Lines of data:
====================

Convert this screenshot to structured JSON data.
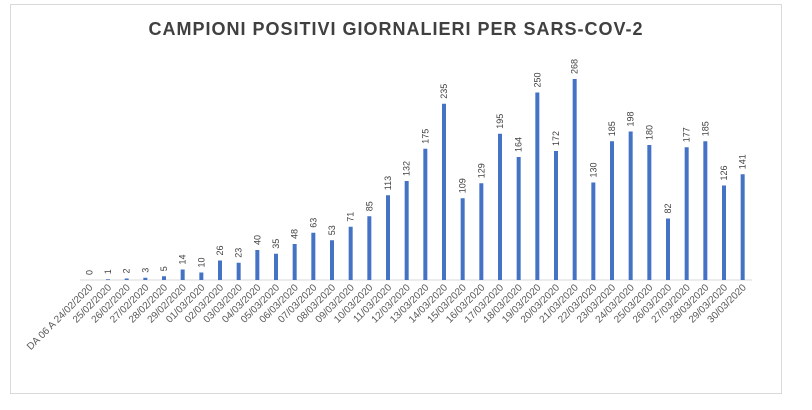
{
  "chart_data": {
    "type": "bar",
    "title": "CAMPIONI POSITIVI GIORNALIERI PER SARS-COV-2",
    "xlabel": "",
    "ylabel": "",
    "ylim": [
      0,
      280
    ],
    "grid": false,
    "bar_color": "#4472c4",
    "categories": [
      "DA 06 A 24/02/2020",
      "25/02/2020",
      "26/02/2020",
      "27/02/2020",
      "28/02/2020",
      "29/02/2020",
      "01/03/2020",
      "02/03/2020",
      "03/03/2020",
      "04/03/2020",
      "05/03/2020",
      "06/03/2020",
      "07/03/2020",
      "08/03/2020",
      "09/03/2020",
      "10/03/2020",
      "11/03/2020",
      "12/03/2020",
      "13/03/2020",
      "14/03/2020",
      "15/03/2020",
      "16/03/2020",
      "17/03/2020",
      "18/03/2020",
      "19/03/2020",
      "20/03/2020",
      "21/03/2020",
      "22/03/2020",
      "23/03/2020",
      "24/03/2020",
      "25/03/2020",
      "26/03/2020",
      "27/03/2020",
      "28/03/2020",
      "29/03/2020",
      "30/03/2020"
    ],
    "values": [
      0,
      1,
      2,
      3,
      5,
      14,
      10,
      26,
      23,
      40,
      35,
      48,
      63,
      53,
      71,
      85,
      113,
      132,
      175,
      235,
      109,
      129,
      195,
      164,
      250,
      172,
      268,
      130,
      185,
      198,
      180,
      82,
      177,
      185,
      126,
      141
    ]
  }
}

====================

Given request
Set the entries down again exactly. Do not include the images.

Problem solution
Convert this screenshot to structured JSON data.
{
  "chart_data": {
    "type": "bar",
    "title": "CAMPIONI POSITIVI GIORNALIERI PER SARS-COV-2",
    "xlabel": "",
    "ylabel": "",
    "ylim": [
      0,
      280
    ],
    "grid": false,
    "bar_color": "#4472c4",
    "categories": [
      "DA 06 A 24/02/2020",
      "25/02/2020",
      "26/02/2020",
      "27/02/2020",
      "28/02/2020",
      "29/02/2020",
      "01/03/2020",
      "02/03/2020",
      "03/03/2020",
      "04/03/2020",
      "05/03/2020",
      "06/03/2020",
      "07/03/2020",
      "08/03/2020",
      "09/03/2020",
      "10/03/2020",
      "11/03/2020",
      "12/03/2020",
      "13/03/2020",
      "14/03/2020",
      "15/03/2020",
      "16/03/2020",
      "17/03/2020",
      "18/03/2020",
      "19/03/2020",
      "20/03/2020",
      "21/03/2020",
      "22/03/2020",
      "23/03/2020",
      "24/03/2020",
      "25/03/2020",
      "26/03/2020",
      "27/03/2020",
      "28/03/2020",
      "29/03/2020",
      "30/03/2020"
    ],
    "values": [
      0,
      1,
      2,
      3,
      5,
      14,
      10,
      26,
      23,
      40,
      35,
      48,
      63,
      53,
      71,
      85,
      113,
      132,
      175,
      235,
      109,
      129,
      195,
      164,
      250,
      172,
      268,
      130,
      185,
      198,
      180,
      82,
      177,
      185,
      126,
      141
    ]
  }
}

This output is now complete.